### Aim
Reproduce each record exactly.

------ Excerpted data ------

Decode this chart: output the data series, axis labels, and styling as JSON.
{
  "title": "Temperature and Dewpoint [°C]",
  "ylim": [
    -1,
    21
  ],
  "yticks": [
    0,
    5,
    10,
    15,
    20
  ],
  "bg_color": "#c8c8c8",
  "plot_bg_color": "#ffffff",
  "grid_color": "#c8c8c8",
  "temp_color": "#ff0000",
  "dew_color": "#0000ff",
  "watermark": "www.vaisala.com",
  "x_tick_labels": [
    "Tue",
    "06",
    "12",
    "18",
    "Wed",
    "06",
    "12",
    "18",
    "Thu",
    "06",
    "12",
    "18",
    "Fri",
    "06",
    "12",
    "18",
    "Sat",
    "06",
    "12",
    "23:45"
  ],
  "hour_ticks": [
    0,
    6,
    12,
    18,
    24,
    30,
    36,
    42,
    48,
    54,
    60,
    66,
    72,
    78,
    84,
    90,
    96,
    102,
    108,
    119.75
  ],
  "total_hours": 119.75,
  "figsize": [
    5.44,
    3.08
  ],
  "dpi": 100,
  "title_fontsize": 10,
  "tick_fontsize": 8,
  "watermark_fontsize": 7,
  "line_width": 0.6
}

------

### Result for this task
Decode this chart: output the data series, axis labels, and styling as JSON.
{
  "title": "Temperature and Dewpoint [°C]",
  "ylim": [
    -1,
    21
  ],
  "yticks": [
    0,
    5,
    10,
    15,
    20
  ],
  "bg_color": "#c8c8c8",
  "plot_bg_color": "#ffffff",
  "grid_color": "#c8c8c8",
  "temp_color": "#ff0000",
  "dew_color": "#0000ff",
  "watermark": "www.vaisala.com",
  "x_tick_labels": [
    "Tue",
    "06",
    "12",
    "18",
    "Wed",
    "06",
    "12",
    "18",
    "Thu",
    "06",
    "12",
    "18",
    "Fri",
    "06",
    "12",
    "18",
    "Sat",
    "06",
    "12",
    "23:45"
  ],
  "hour_ticks": [
    0,
    6,
    12,
    18,
    24,
    30,
    36,
    42,
    48,
    54,
    60,
    66,
    72,
    78,
    84,
    90,
    96,
    102,
    108,
    119.75
  ],
  "total_hours": 119.75,
  "figsize": [
    5.44,
    3.08
  ],
  "dpi": 100,
  "title_fontsize": 10,
  "tick_fontsize": 8,
  "watermark_fontsize": 7,
  "line_width": 0.6
}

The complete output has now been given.